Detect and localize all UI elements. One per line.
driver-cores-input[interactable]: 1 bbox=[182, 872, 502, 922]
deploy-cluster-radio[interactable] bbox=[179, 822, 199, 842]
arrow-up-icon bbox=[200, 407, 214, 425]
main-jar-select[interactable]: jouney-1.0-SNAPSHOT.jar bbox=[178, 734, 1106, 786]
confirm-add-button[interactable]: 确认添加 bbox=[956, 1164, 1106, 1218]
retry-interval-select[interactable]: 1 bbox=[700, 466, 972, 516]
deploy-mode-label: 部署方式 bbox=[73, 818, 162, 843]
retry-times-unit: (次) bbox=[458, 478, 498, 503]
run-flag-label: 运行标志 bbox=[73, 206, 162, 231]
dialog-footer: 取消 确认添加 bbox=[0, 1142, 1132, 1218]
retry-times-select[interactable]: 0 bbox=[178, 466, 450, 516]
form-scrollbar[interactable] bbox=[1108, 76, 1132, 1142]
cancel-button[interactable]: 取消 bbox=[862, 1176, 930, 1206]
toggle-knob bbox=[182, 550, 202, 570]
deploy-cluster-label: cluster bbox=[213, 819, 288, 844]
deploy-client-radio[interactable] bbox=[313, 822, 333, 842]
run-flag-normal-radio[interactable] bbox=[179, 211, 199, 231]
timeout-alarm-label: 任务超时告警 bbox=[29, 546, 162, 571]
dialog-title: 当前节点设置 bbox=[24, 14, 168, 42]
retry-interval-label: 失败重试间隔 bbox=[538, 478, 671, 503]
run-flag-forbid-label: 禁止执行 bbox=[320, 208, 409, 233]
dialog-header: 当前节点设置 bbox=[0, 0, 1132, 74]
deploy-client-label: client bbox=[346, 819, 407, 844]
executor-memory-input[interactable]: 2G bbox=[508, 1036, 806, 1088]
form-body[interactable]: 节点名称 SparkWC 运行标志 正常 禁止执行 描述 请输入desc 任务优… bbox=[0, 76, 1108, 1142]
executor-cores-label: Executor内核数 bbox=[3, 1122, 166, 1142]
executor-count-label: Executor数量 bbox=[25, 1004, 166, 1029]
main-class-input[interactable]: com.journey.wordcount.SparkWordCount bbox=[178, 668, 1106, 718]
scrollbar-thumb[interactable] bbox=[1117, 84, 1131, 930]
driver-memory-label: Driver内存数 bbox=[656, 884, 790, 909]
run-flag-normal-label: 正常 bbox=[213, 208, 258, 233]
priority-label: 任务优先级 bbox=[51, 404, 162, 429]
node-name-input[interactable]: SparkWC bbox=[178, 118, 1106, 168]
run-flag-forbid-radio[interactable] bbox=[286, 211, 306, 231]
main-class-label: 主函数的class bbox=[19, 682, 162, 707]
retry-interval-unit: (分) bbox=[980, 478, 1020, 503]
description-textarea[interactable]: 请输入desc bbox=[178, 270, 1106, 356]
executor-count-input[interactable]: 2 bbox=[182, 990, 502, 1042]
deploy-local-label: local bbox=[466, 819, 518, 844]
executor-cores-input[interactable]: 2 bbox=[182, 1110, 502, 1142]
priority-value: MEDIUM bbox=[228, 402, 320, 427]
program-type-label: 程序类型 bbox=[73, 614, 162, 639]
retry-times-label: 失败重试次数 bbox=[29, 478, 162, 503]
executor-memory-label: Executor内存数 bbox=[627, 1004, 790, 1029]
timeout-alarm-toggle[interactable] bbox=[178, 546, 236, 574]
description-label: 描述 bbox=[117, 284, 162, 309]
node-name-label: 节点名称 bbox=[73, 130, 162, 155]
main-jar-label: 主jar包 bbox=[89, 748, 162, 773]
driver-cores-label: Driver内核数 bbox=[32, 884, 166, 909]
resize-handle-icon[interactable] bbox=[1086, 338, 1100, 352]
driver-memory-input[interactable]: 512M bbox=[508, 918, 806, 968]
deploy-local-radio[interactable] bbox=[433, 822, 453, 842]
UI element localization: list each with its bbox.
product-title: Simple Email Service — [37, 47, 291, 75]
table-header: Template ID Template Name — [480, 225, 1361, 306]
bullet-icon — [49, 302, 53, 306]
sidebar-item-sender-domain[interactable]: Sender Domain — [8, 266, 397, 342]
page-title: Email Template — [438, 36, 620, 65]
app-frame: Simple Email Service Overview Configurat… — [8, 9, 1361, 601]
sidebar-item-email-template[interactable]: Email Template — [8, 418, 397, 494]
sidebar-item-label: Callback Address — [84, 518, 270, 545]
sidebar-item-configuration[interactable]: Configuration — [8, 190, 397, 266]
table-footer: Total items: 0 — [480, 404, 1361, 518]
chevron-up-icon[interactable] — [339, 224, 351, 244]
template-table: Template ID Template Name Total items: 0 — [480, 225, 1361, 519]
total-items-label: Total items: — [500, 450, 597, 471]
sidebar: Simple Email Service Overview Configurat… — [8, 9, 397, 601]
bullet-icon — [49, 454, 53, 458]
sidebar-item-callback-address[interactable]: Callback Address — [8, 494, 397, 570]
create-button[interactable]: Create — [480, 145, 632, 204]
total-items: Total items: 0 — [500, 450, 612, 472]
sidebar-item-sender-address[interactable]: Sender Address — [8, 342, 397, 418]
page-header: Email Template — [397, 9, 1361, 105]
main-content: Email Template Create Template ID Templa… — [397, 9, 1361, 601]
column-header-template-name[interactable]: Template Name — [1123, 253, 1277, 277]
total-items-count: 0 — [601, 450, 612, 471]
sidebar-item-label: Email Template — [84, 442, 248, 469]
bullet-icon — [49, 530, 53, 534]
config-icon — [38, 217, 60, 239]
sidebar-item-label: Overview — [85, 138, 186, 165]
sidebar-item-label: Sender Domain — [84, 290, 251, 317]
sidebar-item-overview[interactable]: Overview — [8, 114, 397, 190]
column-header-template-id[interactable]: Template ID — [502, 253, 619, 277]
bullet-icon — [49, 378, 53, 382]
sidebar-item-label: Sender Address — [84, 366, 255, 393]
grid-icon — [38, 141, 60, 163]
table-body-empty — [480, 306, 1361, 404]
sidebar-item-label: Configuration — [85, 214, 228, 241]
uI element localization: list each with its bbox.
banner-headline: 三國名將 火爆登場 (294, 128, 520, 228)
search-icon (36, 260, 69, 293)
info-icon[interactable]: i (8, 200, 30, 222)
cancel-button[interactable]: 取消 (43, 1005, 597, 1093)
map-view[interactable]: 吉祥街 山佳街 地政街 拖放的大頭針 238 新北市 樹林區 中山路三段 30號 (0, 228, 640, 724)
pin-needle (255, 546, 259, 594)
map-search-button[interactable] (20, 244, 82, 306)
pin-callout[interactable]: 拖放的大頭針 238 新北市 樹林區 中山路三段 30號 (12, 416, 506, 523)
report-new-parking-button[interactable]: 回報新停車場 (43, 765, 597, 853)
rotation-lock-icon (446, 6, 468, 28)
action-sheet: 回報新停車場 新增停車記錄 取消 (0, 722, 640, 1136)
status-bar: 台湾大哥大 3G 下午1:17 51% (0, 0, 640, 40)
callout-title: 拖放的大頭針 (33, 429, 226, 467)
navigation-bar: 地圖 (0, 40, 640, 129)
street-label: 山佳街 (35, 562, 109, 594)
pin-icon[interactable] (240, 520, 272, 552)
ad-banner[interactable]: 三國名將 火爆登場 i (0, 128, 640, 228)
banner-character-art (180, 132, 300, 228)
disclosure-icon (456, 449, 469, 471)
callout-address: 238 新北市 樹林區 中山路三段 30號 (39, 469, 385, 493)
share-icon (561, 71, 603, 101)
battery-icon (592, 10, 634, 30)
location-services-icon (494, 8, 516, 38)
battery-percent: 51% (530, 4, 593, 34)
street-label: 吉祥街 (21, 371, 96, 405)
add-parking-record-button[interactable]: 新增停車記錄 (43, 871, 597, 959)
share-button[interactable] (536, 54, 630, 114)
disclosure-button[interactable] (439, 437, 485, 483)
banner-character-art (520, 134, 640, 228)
################
State how many lines in the items above contain the string "title", with case counting, and give only the number.

Exercise answer.
4